Input:
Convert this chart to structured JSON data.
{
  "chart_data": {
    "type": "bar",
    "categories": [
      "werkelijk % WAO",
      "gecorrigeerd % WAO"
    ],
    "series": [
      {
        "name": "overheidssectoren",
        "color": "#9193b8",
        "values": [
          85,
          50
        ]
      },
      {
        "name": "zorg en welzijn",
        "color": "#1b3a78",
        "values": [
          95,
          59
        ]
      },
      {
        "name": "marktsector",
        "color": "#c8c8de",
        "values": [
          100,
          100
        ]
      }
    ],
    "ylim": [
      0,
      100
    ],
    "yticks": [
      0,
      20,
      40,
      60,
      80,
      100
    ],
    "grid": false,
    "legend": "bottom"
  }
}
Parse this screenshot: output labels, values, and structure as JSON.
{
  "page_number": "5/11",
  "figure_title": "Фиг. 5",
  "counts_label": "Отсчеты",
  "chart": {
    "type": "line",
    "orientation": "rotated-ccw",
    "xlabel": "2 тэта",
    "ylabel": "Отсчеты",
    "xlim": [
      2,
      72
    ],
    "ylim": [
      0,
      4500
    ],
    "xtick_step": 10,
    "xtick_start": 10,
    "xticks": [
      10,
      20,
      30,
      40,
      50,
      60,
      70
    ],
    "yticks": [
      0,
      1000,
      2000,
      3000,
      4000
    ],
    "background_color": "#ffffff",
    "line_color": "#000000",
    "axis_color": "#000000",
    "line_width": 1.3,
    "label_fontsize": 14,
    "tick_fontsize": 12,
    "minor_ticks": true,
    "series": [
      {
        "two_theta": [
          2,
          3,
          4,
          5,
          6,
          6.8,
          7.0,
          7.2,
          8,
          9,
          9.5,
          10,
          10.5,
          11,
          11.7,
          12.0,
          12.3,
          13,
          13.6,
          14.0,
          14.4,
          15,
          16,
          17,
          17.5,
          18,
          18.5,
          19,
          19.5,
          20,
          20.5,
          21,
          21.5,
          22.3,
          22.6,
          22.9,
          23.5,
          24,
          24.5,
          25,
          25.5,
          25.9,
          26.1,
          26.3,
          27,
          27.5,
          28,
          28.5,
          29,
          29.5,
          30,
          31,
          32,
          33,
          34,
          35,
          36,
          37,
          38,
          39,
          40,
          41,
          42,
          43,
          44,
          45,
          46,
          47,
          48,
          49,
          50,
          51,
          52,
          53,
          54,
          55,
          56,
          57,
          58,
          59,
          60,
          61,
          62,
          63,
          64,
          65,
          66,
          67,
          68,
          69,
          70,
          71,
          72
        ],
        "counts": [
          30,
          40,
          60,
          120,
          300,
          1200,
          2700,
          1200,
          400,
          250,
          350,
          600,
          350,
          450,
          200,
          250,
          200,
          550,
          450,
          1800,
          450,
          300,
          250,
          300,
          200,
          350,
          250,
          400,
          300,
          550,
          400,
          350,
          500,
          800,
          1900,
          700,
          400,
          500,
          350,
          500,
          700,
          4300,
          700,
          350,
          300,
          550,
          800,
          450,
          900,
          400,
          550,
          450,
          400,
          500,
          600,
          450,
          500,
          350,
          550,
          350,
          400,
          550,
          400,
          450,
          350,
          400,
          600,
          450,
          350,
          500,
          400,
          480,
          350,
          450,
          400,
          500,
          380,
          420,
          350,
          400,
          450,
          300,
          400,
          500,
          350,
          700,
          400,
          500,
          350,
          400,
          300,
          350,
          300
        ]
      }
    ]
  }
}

Short problem:
Scan the listing above. Gather each line that contains the word "Отсчеты".

Exercise result:
  "counts_label": "Отсчеты",
    "ylabel": "Отсчеты",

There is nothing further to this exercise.